→ **WORK REQUIRED**
Keep the images out and copy every entry below exactly.

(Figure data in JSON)
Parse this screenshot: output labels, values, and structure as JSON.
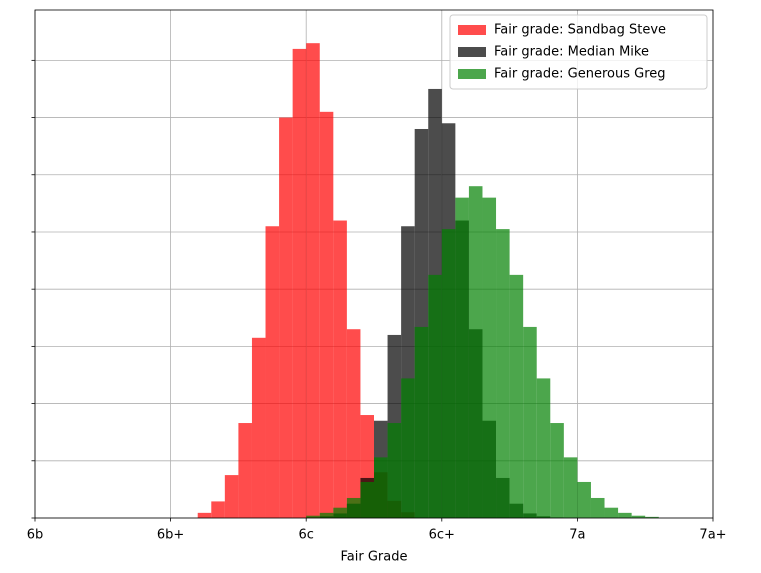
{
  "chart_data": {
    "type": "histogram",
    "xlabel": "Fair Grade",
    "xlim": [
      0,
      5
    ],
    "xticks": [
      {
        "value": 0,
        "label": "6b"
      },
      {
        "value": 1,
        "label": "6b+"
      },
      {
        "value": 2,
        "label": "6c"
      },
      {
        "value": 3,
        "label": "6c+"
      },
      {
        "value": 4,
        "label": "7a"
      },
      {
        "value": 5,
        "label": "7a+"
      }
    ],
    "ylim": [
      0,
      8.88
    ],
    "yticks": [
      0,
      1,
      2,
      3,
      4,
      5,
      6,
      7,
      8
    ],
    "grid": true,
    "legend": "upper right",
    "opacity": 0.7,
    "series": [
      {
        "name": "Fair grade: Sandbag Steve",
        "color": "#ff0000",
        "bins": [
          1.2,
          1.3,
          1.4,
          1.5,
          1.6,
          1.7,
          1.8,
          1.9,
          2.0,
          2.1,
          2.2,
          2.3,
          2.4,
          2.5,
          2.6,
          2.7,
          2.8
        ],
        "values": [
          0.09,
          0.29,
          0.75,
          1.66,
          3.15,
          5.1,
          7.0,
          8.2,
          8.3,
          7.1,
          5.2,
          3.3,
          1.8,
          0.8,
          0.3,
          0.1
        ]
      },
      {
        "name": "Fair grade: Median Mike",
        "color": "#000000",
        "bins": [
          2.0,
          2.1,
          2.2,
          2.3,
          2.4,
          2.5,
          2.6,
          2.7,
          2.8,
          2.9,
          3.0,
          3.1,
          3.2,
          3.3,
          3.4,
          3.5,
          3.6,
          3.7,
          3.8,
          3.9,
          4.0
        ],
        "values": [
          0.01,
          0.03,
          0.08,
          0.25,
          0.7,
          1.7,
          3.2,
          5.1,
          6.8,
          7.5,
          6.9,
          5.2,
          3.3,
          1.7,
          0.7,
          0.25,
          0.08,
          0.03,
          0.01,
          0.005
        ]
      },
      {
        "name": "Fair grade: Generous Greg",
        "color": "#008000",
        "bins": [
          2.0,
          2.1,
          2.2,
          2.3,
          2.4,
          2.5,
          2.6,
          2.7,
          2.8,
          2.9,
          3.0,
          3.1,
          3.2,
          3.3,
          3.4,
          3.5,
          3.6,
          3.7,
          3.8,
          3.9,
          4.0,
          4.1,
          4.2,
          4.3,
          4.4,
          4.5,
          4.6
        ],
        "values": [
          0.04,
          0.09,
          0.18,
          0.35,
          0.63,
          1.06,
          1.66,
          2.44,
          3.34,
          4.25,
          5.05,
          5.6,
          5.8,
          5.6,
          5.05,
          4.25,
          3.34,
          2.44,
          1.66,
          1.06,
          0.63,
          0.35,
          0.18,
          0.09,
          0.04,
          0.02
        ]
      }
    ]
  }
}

→ **COMPLETED EXERCISE**
Parse this screenshot: output labels, values, and structure as JSON.
{
  "chart_data": {
    "type": "histogram",
    "xlabel": "Fair Grade",
    "xlim": [
      0,
      5
    ],
    "xticks": [
      {
        "value": 0,
        "label": "6b"
      },
      {
        "value": 1,
        "label": "6b+"
      },
      {
        "value": 2,
        "label": "6c"
      },
      {
        "value": 3,
        "label": "6c+"
      },
      {
        "value": 4,
        "label": "7a"
      },
      {
        "value": 5,
        "label": "7a+"
      }
    ],
    "ylim": [
      0,
      8.88
    ],
    "yticks": [
      0,
      1,
      2,
      3,
      4,
      5,
      6,
      7,
      8
    ],
    "grid": true,
    "legend": "upper right",
    "opacity": 0.7,
    "series": [
      {
        "name": "Fair grade: Sandbag Steve",
        "color": "#ff0000",
        "bins": [
          1.2,
          1.3,
          1.4,
          1.5,
          1.6,
          1.7,
          1.8,
          1.9,
          2.0,
          2.1,
          2.2,
          2.3,
          2.4,
          2.5,
          2.6,
          2.7,
          2.8
        ],
        "values": [
          0.09,
          0.29,
          0.75,
          1.66,
          3.15,
          5.1,
          7.0,
          8.2,
          8.3,
          7.1,
          5.2,
          3.3,
          1.8,
          0.8,
          0.3,
          0.1
        ]
      },
      {
        "name": "Fair grade: Median Mike",
        "color": "#000000",
        "bins": [
          2.0,
          2.1,
          2.2,
          2.3,
          2.4,
          2.5,
          2.6,
          2.7,
          2.8,
          2.9,
          3.0,
          3.1,
          3.2,
          3.3,
          3.4,
          3.5,
          3.6,
          3.7,
          3.8,
          3.9,
          4.0
        ],
        "values": [
          0.01,
          0.03,
          0.08,
          0.25,
          0.7,
          1.7,
          3.2,
          5.1,
          6.8,
          7.5,
          6.9,
          5.2,
          3.3,
          1.7,
          0.7,
          0.25,
          0.08,
          0.03,
          0.01,
          0.005
        ]
      },
      {
        "name": "Fair grade: Generous Greg",
        "color": "#008000",
        "bins": [
          2.0,
          2.1,
          2.2,
          2.3,
          2.4,
          2.5,
          2.6,
          2.7,
          2.8,
          2.9,
          3.0,
          3.1,
          3.2,
          3.3,
          3.4,
          3.5,
          3.6,
          3.7,
          3.8,
          3.9,
          4.0,
          4.1,
          4.2,
          4.3,
          4.4,
          4.5,
          4.6
        ],
        "values": [
          0.04,
          0.09,
          0.18,
          0.35,
          0.63,
          1.06,
          1.66,
          2.44,
          3.34,
          4.25,
          5.05,
          5.6,
          5.8,
          5.6,
          5.05,
          4.25,
          3.34,
          2.44,
          1.66,
          1.06,
          0.63,
          0.35,
          0.18,
          0.09,
          0.04,
          0.02
        ]
      }
    ]
  }
}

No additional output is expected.